_TASK OBJECTIVE_
Only the number is wanted: count the lines that contain "Quarter".

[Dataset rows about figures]
----------
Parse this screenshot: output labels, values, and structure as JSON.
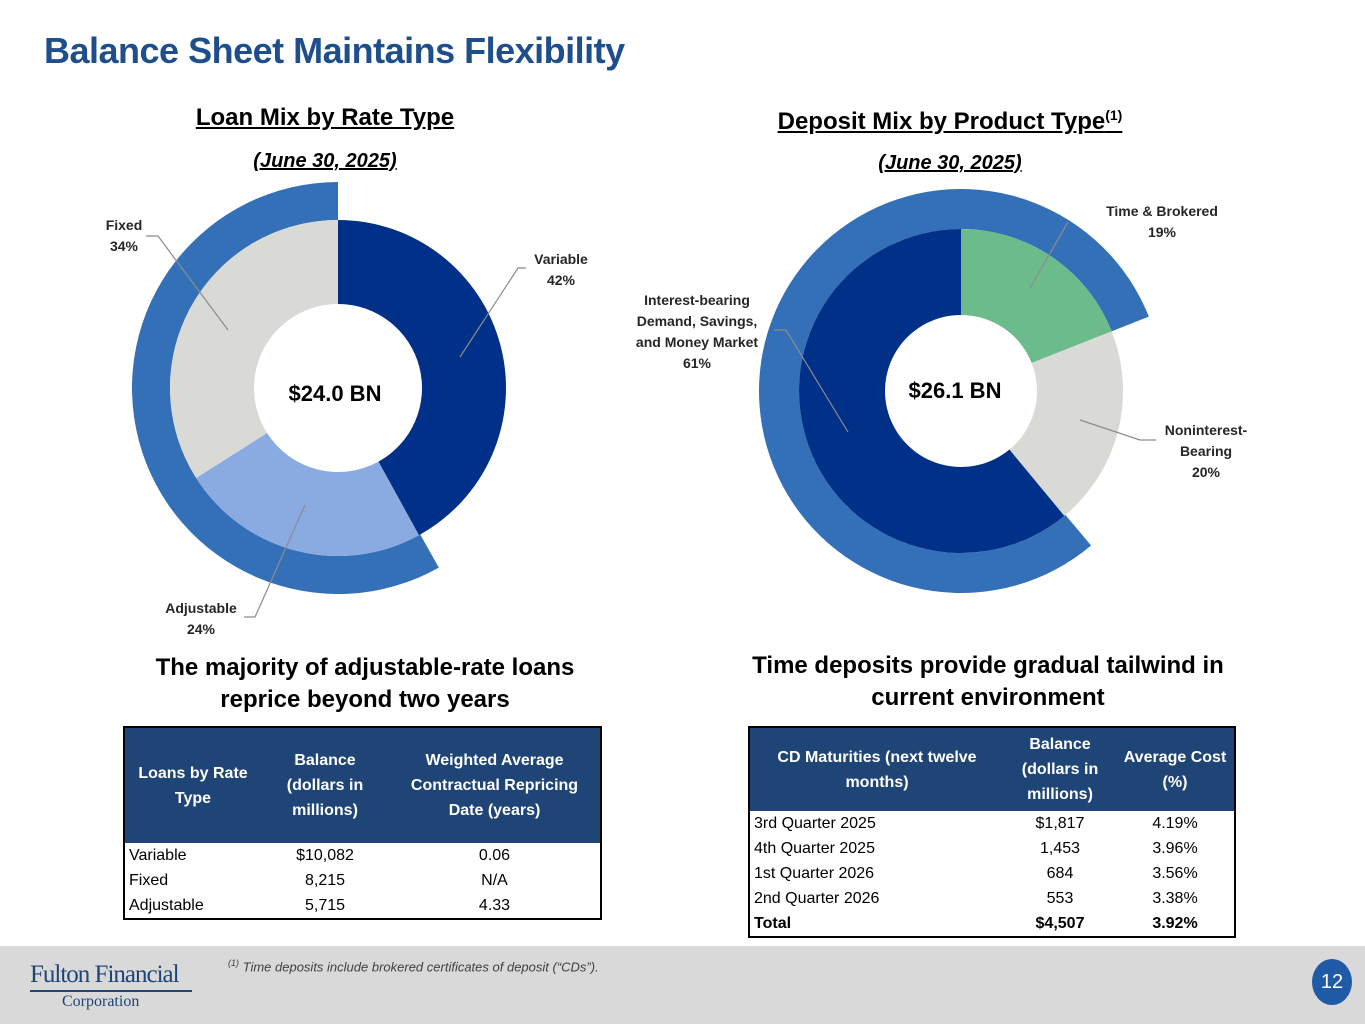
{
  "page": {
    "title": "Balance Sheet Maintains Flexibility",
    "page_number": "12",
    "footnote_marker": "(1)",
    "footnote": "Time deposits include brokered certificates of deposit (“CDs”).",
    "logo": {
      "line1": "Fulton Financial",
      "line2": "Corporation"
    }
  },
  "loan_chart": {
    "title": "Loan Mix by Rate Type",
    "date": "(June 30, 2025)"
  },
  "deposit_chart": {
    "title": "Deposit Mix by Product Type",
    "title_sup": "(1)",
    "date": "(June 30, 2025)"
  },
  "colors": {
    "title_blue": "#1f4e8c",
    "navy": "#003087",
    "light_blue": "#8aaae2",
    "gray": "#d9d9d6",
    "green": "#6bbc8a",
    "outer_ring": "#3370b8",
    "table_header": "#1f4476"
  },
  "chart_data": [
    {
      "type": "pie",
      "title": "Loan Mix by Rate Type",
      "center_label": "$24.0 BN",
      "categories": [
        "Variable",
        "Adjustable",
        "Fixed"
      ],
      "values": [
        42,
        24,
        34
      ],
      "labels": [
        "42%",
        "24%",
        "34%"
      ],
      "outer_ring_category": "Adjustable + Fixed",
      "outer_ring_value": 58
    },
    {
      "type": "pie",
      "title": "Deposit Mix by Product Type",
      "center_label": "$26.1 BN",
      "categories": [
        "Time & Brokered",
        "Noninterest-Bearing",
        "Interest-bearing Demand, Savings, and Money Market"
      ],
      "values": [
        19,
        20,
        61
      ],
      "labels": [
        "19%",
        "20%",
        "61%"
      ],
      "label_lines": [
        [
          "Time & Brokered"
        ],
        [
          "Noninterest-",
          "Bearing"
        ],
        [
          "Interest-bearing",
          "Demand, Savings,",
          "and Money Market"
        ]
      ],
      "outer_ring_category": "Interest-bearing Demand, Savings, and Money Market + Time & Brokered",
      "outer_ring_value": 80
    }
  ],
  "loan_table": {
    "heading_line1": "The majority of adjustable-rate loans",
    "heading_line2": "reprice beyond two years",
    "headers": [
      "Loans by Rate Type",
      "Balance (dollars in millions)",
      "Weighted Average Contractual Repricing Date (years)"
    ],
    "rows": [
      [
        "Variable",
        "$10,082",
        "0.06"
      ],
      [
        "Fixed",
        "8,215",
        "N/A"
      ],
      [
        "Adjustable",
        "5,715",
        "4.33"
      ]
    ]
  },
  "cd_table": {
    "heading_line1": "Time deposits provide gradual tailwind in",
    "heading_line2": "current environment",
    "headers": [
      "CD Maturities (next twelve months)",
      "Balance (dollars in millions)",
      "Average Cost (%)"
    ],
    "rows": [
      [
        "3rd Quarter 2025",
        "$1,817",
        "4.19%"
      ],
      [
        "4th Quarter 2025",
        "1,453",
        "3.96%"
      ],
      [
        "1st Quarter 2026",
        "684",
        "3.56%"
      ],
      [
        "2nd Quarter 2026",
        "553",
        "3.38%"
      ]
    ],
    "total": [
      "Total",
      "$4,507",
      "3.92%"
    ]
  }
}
----------
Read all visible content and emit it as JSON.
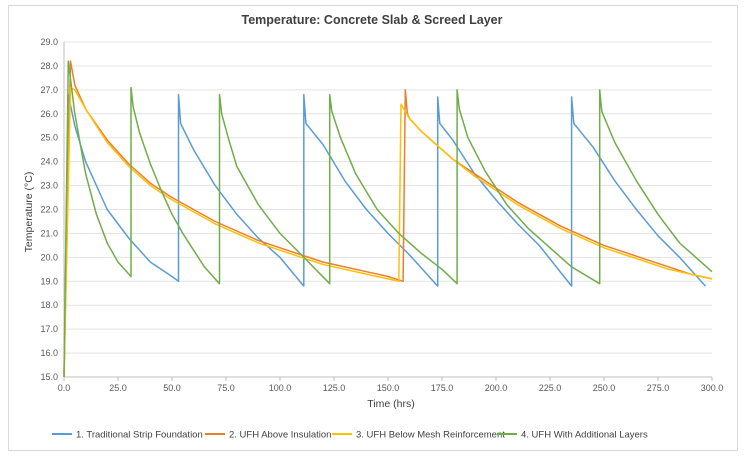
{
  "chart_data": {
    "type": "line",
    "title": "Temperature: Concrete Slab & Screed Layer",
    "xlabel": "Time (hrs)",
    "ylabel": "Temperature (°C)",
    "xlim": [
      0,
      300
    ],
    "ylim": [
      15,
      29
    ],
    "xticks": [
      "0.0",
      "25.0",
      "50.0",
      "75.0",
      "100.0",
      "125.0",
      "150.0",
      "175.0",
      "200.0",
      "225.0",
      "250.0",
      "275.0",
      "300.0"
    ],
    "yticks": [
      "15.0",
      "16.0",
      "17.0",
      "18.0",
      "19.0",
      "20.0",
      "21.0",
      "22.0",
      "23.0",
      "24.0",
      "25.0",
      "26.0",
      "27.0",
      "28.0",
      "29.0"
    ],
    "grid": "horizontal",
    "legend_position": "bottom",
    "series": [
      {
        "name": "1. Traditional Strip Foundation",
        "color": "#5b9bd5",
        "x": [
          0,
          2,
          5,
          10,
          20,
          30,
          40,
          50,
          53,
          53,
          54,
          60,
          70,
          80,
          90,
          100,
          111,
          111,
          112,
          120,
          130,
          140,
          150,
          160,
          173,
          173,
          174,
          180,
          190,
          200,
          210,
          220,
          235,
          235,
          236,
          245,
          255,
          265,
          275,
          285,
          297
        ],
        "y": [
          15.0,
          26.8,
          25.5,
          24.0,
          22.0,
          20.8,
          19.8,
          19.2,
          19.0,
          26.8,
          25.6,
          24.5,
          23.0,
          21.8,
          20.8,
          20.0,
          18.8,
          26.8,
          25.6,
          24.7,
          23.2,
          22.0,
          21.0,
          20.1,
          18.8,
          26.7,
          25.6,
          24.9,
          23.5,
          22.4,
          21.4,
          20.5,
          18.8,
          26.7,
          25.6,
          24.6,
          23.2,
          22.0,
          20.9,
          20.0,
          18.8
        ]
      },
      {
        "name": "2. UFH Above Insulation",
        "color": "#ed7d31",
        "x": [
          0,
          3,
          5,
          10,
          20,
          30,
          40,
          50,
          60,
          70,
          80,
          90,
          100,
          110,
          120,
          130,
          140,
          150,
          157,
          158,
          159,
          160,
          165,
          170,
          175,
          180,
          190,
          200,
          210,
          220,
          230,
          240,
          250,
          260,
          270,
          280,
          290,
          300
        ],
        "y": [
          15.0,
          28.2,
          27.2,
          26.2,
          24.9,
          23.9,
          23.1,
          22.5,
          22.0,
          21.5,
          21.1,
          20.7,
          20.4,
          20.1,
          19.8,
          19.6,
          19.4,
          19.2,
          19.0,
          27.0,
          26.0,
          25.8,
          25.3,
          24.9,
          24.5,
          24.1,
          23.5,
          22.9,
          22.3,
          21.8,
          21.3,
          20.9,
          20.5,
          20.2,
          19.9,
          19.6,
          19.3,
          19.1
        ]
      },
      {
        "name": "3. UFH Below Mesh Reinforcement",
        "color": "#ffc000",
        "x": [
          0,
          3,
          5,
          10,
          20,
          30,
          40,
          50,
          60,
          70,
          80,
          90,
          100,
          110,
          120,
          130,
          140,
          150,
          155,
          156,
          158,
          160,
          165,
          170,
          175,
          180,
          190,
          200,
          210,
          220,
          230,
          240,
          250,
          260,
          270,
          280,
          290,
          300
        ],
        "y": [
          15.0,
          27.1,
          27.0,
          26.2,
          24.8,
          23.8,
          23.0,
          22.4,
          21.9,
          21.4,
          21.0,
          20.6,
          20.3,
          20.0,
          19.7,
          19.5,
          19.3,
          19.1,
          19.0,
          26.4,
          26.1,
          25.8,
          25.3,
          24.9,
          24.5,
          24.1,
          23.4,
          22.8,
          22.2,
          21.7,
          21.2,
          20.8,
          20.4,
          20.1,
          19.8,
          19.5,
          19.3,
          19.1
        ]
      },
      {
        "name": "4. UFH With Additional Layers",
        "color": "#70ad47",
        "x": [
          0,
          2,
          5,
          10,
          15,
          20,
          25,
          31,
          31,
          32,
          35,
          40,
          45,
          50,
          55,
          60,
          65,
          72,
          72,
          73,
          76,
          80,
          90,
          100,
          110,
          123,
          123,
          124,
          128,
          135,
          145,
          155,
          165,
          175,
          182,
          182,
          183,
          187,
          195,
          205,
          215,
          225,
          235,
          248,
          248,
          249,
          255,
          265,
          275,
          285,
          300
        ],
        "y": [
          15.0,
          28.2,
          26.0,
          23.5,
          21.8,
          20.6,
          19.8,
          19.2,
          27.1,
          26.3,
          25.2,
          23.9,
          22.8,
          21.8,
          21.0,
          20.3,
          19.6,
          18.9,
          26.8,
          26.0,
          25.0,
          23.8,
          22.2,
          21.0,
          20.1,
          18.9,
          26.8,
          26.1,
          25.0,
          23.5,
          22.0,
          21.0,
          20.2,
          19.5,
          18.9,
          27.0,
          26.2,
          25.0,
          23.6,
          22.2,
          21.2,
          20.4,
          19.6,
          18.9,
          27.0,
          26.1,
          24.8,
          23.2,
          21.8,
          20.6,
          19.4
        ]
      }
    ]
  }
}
----------
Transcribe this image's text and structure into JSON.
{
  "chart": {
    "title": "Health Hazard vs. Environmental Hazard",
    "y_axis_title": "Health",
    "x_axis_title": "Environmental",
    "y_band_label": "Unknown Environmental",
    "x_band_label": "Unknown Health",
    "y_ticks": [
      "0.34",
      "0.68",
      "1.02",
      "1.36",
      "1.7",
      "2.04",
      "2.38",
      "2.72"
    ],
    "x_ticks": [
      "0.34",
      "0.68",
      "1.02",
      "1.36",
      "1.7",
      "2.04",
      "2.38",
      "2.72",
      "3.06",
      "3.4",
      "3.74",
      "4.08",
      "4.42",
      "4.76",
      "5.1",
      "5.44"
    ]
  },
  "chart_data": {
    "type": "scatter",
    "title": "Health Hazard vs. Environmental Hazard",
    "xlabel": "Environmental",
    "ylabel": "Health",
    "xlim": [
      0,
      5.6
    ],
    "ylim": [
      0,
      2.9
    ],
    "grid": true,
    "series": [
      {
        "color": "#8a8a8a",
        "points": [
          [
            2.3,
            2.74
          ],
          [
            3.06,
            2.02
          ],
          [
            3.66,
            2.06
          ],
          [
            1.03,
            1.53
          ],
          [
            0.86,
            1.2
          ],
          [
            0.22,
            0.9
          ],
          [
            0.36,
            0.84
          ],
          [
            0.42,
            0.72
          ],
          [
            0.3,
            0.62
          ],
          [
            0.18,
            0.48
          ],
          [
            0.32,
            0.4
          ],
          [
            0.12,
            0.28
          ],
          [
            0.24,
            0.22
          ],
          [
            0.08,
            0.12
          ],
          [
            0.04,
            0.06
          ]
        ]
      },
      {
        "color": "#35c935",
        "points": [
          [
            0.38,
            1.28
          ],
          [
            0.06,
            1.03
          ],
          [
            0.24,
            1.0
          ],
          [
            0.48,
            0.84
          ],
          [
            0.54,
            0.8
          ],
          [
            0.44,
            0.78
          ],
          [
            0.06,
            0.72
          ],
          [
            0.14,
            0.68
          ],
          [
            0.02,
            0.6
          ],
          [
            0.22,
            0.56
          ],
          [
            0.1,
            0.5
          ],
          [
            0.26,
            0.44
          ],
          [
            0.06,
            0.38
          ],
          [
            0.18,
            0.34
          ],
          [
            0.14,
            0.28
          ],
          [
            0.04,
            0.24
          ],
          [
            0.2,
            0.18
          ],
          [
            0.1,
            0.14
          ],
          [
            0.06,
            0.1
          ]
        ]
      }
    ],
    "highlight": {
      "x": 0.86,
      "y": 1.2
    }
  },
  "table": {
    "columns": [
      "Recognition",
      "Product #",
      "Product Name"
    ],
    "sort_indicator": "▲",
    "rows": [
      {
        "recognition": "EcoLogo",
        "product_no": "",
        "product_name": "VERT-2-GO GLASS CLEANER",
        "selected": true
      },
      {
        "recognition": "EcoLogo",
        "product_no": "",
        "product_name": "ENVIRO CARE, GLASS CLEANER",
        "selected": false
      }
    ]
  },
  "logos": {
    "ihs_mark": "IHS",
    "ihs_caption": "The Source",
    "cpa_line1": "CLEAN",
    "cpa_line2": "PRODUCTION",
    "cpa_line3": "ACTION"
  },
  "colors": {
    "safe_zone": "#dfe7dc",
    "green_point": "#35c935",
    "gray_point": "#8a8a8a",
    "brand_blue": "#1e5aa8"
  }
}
----------
_ANSWER TO THE EXERCISE_
4